Work out how many lines in the entries below include the word "infra". Give nothing but the number.
--- Begin DATA FOR THIS TASK ---
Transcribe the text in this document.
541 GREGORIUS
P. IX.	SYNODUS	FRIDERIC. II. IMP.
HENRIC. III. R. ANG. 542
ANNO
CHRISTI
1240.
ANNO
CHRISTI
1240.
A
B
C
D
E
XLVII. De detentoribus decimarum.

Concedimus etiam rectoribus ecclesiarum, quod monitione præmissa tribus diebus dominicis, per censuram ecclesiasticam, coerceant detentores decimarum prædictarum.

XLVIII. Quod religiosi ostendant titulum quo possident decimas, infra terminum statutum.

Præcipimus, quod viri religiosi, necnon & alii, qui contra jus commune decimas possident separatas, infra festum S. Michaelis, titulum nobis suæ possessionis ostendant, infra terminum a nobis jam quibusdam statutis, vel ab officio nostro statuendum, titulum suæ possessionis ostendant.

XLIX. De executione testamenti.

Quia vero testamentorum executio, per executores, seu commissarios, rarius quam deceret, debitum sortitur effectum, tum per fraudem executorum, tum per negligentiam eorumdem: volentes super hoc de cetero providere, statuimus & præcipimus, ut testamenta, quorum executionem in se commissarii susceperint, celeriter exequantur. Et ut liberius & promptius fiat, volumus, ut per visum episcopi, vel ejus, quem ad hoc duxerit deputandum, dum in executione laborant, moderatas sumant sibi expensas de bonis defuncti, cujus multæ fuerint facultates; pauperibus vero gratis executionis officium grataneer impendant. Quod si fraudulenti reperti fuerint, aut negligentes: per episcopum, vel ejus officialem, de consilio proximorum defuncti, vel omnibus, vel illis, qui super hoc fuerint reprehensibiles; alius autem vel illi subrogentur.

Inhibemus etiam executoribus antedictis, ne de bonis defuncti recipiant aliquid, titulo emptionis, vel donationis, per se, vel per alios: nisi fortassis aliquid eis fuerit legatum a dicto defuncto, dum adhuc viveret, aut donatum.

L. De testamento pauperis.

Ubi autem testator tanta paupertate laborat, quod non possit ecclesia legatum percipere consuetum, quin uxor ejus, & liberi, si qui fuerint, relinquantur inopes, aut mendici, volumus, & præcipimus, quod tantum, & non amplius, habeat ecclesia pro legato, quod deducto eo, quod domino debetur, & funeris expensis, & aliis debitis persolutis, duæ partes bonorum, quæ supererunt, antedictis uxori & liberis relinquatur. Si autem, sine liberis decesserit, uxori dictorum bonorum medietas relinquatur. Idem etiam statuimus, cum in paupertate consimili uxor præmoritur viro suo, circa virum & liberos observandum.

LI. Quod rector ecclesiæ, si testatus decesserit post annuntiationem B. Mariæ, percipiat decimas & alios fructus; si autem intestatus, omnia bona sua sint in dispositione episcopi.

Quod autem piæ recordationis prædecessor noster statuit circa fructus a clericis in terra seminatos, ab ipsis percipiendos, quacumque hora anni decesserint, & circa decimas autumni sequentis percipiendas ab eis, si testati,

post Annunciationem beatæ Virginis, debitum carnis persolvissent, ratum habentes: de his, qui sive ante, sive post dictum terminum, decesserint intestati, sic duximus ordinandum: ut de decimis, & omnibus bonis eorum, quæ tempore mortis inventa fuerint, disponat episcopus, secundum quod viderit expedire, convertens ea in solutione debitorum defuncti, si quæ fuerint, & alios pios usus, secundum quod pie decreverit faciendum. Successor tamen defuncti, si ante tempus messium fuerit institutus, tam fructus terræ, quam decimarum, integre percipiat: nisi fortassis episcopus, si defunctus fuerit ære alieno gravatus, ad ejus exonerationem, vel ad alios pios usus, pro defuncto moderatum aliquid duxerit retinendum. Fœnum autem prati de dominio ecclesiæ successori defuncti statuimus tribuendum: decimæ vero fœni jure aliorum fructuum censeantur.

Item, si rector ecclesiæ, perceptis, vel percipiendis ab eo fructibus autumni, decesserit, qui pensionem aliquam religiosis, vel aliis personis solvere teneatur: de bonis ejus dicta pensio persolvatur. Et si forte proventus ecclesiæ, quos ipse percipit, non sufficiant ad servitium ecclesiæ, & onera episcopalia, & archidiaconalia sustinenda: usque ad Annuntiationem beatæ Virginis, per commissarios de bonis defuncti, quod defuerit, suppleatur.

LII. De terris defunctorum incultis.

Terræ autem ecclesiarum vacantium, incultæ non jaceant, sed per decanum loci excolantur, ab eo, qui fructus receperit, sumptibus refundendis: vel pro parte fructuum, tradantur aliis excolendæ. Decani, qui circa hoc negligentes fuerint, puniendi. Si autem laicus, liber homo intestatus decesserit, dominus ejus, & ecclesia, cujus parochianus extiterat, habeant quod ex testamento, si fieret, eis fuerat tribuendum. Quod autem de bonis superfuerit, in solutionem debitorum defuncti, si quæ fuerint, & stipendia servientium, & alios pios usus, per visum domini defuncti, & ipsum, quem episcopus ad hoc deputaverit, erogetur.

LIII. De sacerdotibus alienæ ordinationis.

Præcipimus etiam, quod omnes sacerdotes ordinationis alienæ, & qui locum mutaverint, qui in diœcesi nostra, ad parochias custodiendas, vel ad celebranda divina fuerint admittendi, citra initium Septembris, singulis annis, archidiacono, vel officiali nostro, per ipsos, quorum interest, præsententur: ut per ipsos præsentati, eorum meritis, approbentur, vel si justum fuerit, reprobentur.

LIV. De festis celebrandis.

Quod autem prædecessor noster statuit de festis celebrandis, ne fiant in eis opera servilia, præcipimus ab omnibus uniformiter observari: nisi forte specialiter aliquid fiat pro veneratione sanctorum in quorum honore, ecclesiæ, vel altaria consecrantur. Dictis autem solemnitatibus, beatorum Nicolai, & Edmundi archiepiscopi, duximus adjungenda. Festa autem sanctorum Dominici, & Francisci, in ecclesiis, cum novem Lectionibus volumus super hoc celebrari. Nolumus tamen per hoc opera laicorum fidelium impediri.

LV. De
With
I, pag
--- End DATA FOR THIS TASK ---
- _TASK ANSWER_: 2